- EXERCISE BRIEF: Report all lines from the entries below in which "this" appears.
>> begin EXERCISE DATA
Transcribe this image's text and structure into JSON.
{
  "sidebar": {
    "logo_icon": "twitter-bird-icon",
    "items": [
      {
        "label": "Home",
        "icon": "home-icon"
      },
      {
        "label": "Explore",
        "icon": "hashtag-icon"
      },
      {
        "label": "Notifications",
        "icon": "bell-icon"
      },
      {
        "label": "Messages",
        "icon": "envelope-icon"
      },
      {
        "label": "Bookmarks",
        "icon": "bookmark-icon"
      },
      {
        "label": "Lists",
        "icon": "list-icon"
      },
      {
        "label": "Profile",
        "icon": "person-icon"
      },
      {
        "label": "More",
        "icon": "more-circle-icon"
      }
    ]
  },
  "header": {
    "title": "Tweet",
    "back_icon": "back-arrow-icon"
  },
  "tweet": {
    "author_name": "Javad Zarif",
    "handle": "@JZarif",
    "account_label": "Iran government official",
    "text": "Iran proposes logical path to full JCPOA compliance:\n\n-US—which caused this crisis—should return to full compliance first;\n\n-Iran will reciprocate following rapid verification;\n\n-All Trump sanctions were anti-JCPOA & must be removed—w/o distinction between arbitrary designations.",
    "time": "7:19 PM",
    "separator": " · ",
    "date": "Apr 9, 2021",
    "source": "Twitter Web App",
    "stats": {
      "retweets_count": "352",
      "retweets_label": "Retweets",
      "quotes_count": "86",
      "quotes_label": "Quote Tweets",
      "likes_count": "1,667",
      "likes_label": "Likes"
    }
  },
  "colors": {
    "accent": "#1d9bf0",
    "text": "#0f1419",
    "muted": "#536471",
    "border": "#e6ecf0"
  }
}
>> end EXERCISE DATA
- THE RESPONSE:
Transcribe this image's text and structure into JSON.
    "text": "Iran proposes logical path to full JCPOA compliance:\n\n-US—which caused this crisis—should return to full compliance first;\n\n-Iran will reciprocate following rapid verification;\n\n-All Trump sanctions were anti-JCPOA & must be removed—w/o distinction between arbitrary designations.",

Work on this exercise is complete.